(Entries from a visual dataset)
[Start]
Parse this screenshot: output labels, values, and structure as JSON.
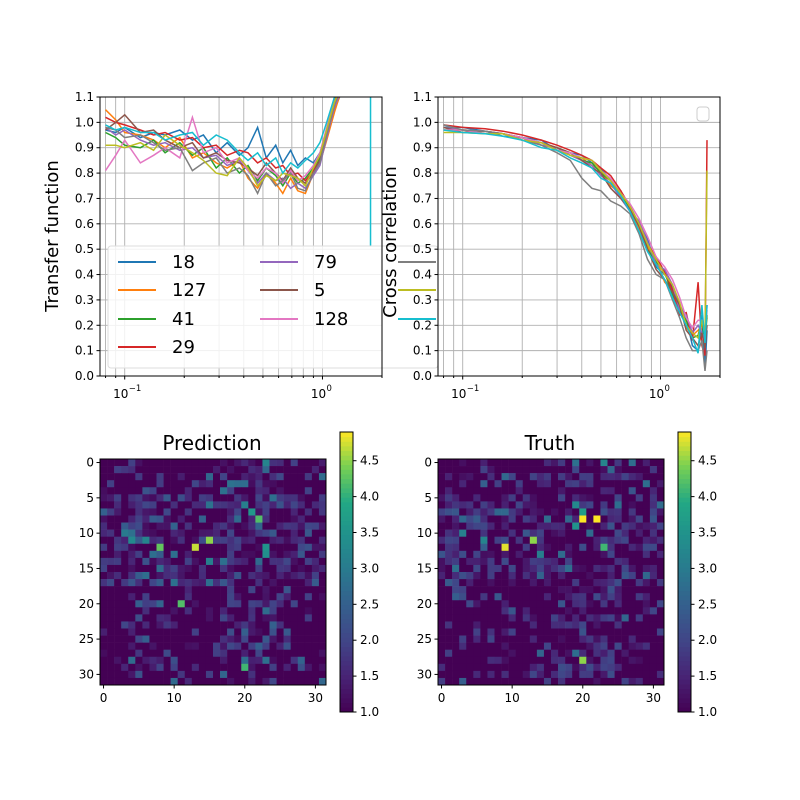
{
  "figure": {
    "background": "#ffffff",
    "series_colors": [
      "#1f77b4",
      "#ff7f0e",
      "#2ca02c",
      "#d62728",
      "#9467bd",
      "#8c564b",
      "#e377c2",
      "#7f7f7f",
      "#bcbd22",
      "#17becf"
    ]
  },
  "chart_data": [
    {
      "type": "line",
      "ylabel": "Transfer function",
      "xscale": "log",
      "xlim": [
        0.075,
        2.0
      ],
      "ylim": [
        0.0,
        1.1
      ],
      "yticks": [
        "0.0",
        "0.1",
        "0.2",
        "0.3",
        "0.4",
        "0.5",
        "0.6",
        "0.7",
        "0.8",
        "0.9",
        "1.0",
        "1.1"
      ],
      "xticks": [
        {
          "value": 0.1,
          "base": "10",
          "exp": "−1"
        },
        {
          "value": 1.0,
          "base": "10",
          "exp": "0"
        }
      ],
      "grid": "both-major-and-minor",
      "legend": {
        "placement": "lower-left, two columns, cropped by axes",
        "entries": [
          {
            "label": "18",
            "series": 0
          },
          {
            "label": "127",
            "series": 1
          },
          {
            "label": "41",
            "series": 2
          },
          {
            "label": "29",
            "series": 3
          },
          {
            "label": "79",
            "series": 4
          },
          {
            "label": "5",
            "series": 5
          },
          {
            "label": "128",
            "series": 6
          }
        ]
      },
      "x": [
        0.08,
        0.09,
        0.1,
        0.12,
        0.14,
        0.16,
        0.19,
        0.22,
        0.25,
        0.29,
        0.33,
        0.38,
        0.42,
        0.47,
        0.52,
        0.58,
        0.63,
        0.69,
        0.75,
        0.82,
        0.9,
        0.97,
        1.05,
        1.15,
        1.25
      ],
      "series": [
        {
          "values": [
            0.97,
            0.96,
            0.98,
            0.94,
            0.96,
            0.95,
            0.97,
            0.93,
            0.95,
            0.88,
            0.92,
            0.87,
            0.9,
            0.98,
            0.86,
            0.91,
            0.84,
            0.89,
            0.83,
            0.86,
            0.84,
            0.88,
            0.95,
            1.05,
            1.12
          ]
        },
        {
          "values": [
            1.05,
            1.01,
            0.96,
            0.95,
            0.93,
            0.9,
            0.94,
            0.86,
            0.88,
            0.84,
            0.82,
            0.85,
            0.78,
            0.74,
            0.8,
            0.76,
            0.72,
            0.78,
            0.73,
            0.72,
            0.8,
            0.84,
            0.93,
            1.04,
            1.13
          ]
        },
        {
          "values": [
            0.96,
            0.94,
            0.91,
            0.9,
            0.93,
            0.88,
            0.92,
            0.87,
            0.9,
            0.82,
            0.86,
            0.8,
            0.83,
            0.77,
            0.82,
            0.79,
            0.75,
            0.8,
            0.76,
            0.78,
            0.82,
            0.86,
            0.96,
            1.08,
            1.14
          ]
        },
        {
          "values": [
            1.02,
            1.0,
            0.99,
            0.97,
            0.95,
            0.96,
            0.93,
            0.94,
            0.9,
            0.91,
            0.87,
            0.89,
            0.88,
            0.84,
            0.86,
            0.82,
            0.83,
            0.79,
            0.8,
            0.77,
            0.81,
            0.85,
            0.97,
            1.09,
            1.15
          ]
        },
        {
          "values": [
            0.98,
            0.95,
            0.97,
            0.93,
            0.91,
            0.92,
            0.89,
            0.9,
            0.86,
            0.87,
            0.83,
            0.85,
            0.81,
            0.76,
            0.8,
            0.77,
            0.78,
            0.74,
            0.76,
            0.74,
            0.79,
            0.83,
            0.94,
            1.06,
            1.13
          ]
        },
        {
          "values": [
            0.97,
            1.0,
            1.03,
            0.96,
            0.97,
            0.93,
            0.9,
            0.92,
            0.86,
            0.88,
            0.85,
            0.84,
            0.82,
            0.79,
            0.84,
            0.8,
            0.77,
            0.82,
            0.78,
            0.76,
            0.8,
            0.85,
            0.96,
            1.08,
            1.14
          ]
        },
        {
          "values": [
            0.81,
            0.87,
            0.93,
            0.84,
            0.87,
            0.9,
            0.86,
            1.02,
            0.88,
            0.9,
            0.84,
            0.86,
            0.81,
            0.78,
            0.82,
            0.8,
            0.76,
            0.81,
            0.77,
            0.79,
            0.83,
            0.88,
            0.98,
            1.1,
            1.15
          ]
        },
        {
          "values": [
            0.98,
            0.97,
            0.94,
            0.95,
            0.92,
            0.89,
            0.9,
            0.81,
            0.84,
            0.86,
            0.8,
            0.82,
            0.79,
            0.72,
            0.8,
            0.75,
            0.77,
            0.8,
            0.74,
            0.73,
            0.8,
            0.84,
            0.95,
            1.07,
            1.14
          ]
        },
        {
          "values": [
            0.91,
            0.91,
            0.9,
            0.92,
            0.89,
            0.95,
            0.91,
            0.88,
            0.85,
            0.8,
            0.79,
            0.86,
            0.82,
            0.75,
            0.79,
            0.77,
            0.8,
            0.79,
            0.78,
            0.75,
            0.82,
            0.87,
            0.97,
            1.08,
            1.15
          ]
        },
        {
          "values": [
            0.99,
            0.97,
            0.98,
            0.96,
            0.96,
            0.93,
            0.95,
            0.96,
            0.91,
            0.95,
            0.93,
            0.88,
            0.85,
            0.88,
            0.83,
            0.86,
            0.8,
            0.84,
            0.82,
            0.85,
            0.88,
            0.92,
            1.0,
            1.1,
            1.16
          ]
        }
      ],
      "spike": {
        "x": 1.75,
        "ymax": 1.1,
        "ymin": 0.51
      }
    },
    {
      "type": "line",
      "ylabel": "Cross correlation",
      "xscale": "log",
      "xlim": [
        0.075,
        2.0
      ],
      "ylim": [
        0.0,
        1.1
      ],
      "yticks": [
        "0.0",
        "0.1",
        "0.2",
        "0.3",
        "0.4",
        "0.5",
        "0.6",
        "0.7",
        "0.8",
        "0.9",
        "1.0",
        "1.1"
      ],
      "xticks": [
        {
          "value": 0.1,
          "base": "10",
          "exp": "−1"
        },
        {
          "value": 1.0,
          "base": "10",
          "exp": "0"
        }
      ],
      "grid": "both-major-and-minor",
      "legend": {
        "placement": "upper-right, empty"
      },
      "x": [
        0.08,
        0.1,
        0.13,
        0.16,
        0.2,
        0.25,
        0.3,
        0.35,
        0.4,
        0.45,
        0.5,
        0.56,
        0.63,
        0.7,
        0.78,
        0.86,
        0.95,
        1.05,
        1.15,
        1.25,
        1.35,
        1.45,
        1.55,
        1.62,
        1.68,
        1.72
      ],
      "base": [
        0.98,
        0.97,
        0.965,
        0.955,
        0.94,
        0.92,
        0.9,
        0.88,
        0.86,
        0.84,
        0.81,
        0.77,
        0.72,
        0.66,
        0.6,
        0.52,
        0.45,
        0.4,
        0.34,
        0.26,
        0.2,
        0.14,
        0.12,
        0.22,
        0.08,
        0.18
      ],
      "offsets": [
        [
          0.0,
          0.01,
          0.0,
          -0.01,
          0.0,
          0.01,
          -0.01,
          0.0,
          0.01,
          0.0,
          0.01,
          0.0,
          -0.01,
          0.01,
          0.0,
          0.02,
          -0.02,
          0.0,
          0.01,
          0.02,
          0.03,
          -0.02,
          -0.02,
          0.02,
          -0.05,
          0.0
        ],
        [
          -0.01,
          0.0,
          0.0,
          0.0,
          -0.01,
          0.0,
          0.0,
          -0.01,
          0.0,
          -0.01,
          0.0,
          -0.02,
          0.0,
          0.0,
          -0.02,
          -0.01,
          0.01,
          -0.03,
          0.0,
          0.01,
          -0.01,
          0.02,
          0.06,
          -0.02,
          0.1,
          0.05
        ],
        [
          0.0,
          0.0,
          -0.01,
          0.0,
          0.0,
          -0.01,
          0.0,
          0.0,
          -0.01,
          0.0,
          -0.01,
          0.0,
          0.01,
          -0.01,
          0.01,
          -0.02,
          0.0,
          0.01,
          -0.02,
          0.0,
          0.02,
          0.01,
          0.04,
          0.0,
          0.05,
          0.06
        ],
        [
          0.01,
          0.01,
          0.01,
          0.01,
          0.01,
          0.01,
          0.01,
          0.01,
          0.01,
          0.01,
          0.01,
          0.02,
          0.01,
          0.01,
          0.0,
          0.0,
          0.02,
          0.01,
          0.0,
          -0.02,
          0.05,
          0.0,
          0.25,
          -0.1,
          0.0,
          0.75
        ],
        [
          0.0,
          0.0,
          0.0,
          0.0,
          0.0,
          -0.01,
          0.0,
          -0.01,
          -0.01,
          -0.01,
          -0.02,
          -0.01,
          -0.02,
          -0.01,
          0.01,
          0.01,
          -0.01,
          0.02,
          0.02,
          0.0,
          0.04,
          0.03,
          0.08,
          -0.05,
          0.06,
          0.1
        ],
        [
          0.0,
          -0.01,
          0.0,
          0.0,
          0.0,
          0.0,
          0.0,
          0.0,
          -0.01,
          -0.02,
          -0.01,
          -0.03,
          -0.02,
          0.0,
          -0.01,
          -0.02,
          -0.03,
          -0.02,
          -0.01,
          0.02,
          -0.02,
          0.01,
          0.0,
          -0.05,
          0.03,
          0.02
        ],
        [
          -0.01,
          0.0,
          -0.01,
          0.0,
          0.0,
          0.0,
          -0.01,
          0.0,
          0.0,
          0.01,
          0.0,
          0.01,
          0.0,
          0.02,
          0.02,
          0.03,
          0.02,
          0.03,
          0.04,
          0.05,
          0.03,
          0.05,
          0.1,
          0.0,
          0.1,
          0.08
        ],
        [
          0.01,
          0.0,
          0.0,
          0.0,
          -0.01,
          -0.01,
          -0.02,
          -0.03,
          -0.08,
          -0.1,
          -0.08,
          -0.08,
          -0.05,
          -0.02,
          -0.04,
          -0.06,
          -0.05,
          -0.02,
          -0.04,
          -0.03,
          -0.05,
          -0.04,
          -0.02,
          -0.08,
          -0.06,
          -0.08
        ],
        [
          -0.02,
          -0.01,
          -0.01,
          0.0,
          -0.01,
          0.0,
          -0.01,
          -0.01,
          0.0,
          0.01,
          0.0,
          0.0,
          0.0,
          0.01,
          0.0,
          0.0,
          0.01,
          0.0,
          0.02,
          0.03,
          0.0,
          0.03,
          0.03,
          0.0,
          0.08,
          0.63
        ],
        [
          -0.01,
          -0.01,
          -0.01,
          -0.01,
          -0.01,
          -0.02,
          -0.01,
          -0.02,
          -0.02,
          -0.02,
          -0.03,
          -0.01,
          -0.01,
          -0.01,
          -0.03,
          -0.03,
          -0.01,
          -0.02,
          -0.03,
          -0.01,
          0.0,
          0.01,
          -0.03,
          0.06,
          0.05,
          0.1
        ]
      ]
    },
    {
      "type": "heatmap",
      "title": "Prediction",
      "size": 32,
      "xticks": [
        "0",
        "10",
        "20",
        "30"
      ],
      "yticks": [
        "0",
        "5",
        "10",
        "15",
        "20",
        "25",
        "30"
      ],
      "colorbar": {
        "range": [
          1.0,
          4.9
        ],
        "ticks": [
          "1.0",
          "1.5",
          "2.0",
          "2.5",
          "3.0",
          "3.5",
          "4.0",
          "4.5"
        ]
      },
      "seed": 7,
      "hot": [
        [
          8,
          22,
          4.2
        ],
        [
          7,
          21,
          3.6
        ],
        [
          12,
          13,
          4.7
        ],
        [
          11,
          15,
          4.5
        ],
        [
          12,
          8,
          4.3
        ],
        [
          11,
          4,
          3.3
        ],
        [
          11,
          6,
          3.2
        ],
        [
          20,
          11,
          4.2
        ],
        [
          29,
          20,
          4.1
        ],
        [
          12,
          23,
          3.5
        ],
        [
          13,
          23,
          3.4
        ],
        [
          0,
          23,
          3.2
        ],
        [
          6,
          20,
          3.1
        ],
        [
          14,
          15,
          3.1
        ],
        [
          10,
          3,
          3.0
        ]
      ]
    },
    {
      "type": "heatmap",
      "title": "Truth",
      "size": 32,
      "xticks": [
        "0",
        "10",
        "20",
        "30"
      ],
      "yticks": [
        "0",
        "5",
        "10",
        "15",
        "20",
        "25",
        "30"
      ],
      "colorbar": {
        "range": [
          1.0,
          4.9
        ],
        "ticks": [
          "1.0",
          "1.5",
          "2.0",
          "2.5",
          "3.0",
          "3.5",
          "4.0",
          "4.5"
        ]
      },
      "seed": 13,
      "hot": [
        [
          8,
          20,
          4.9
        ],
        [
          8,
          22,
          4.9
        ],
        [
          12,
          9,
          4.8
        ],
        [
          11,
          13,
          4.5
        ],
        [
          12,
          23,
          4.1
        ],
        [
          7,
          20,
          3.7
        ],
        [
          28,
          20,
          4.5
        ],
        [
          9,
          19,
          3.5
        ],
        [
          6,
          19,
          3.3
        ],
        [
          0,
          23,
          3.2
        ],
        [
          10,
          3,
          3.1
        ],
        [
          11,
          6,
          3.2
        ],
        [
          13,
          14,
          3.1
        ]
      ]
    }
  ]
}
[End]
**Task description:**
Report the number of lines holding the string "placement", without any other words.

**Full response:**
2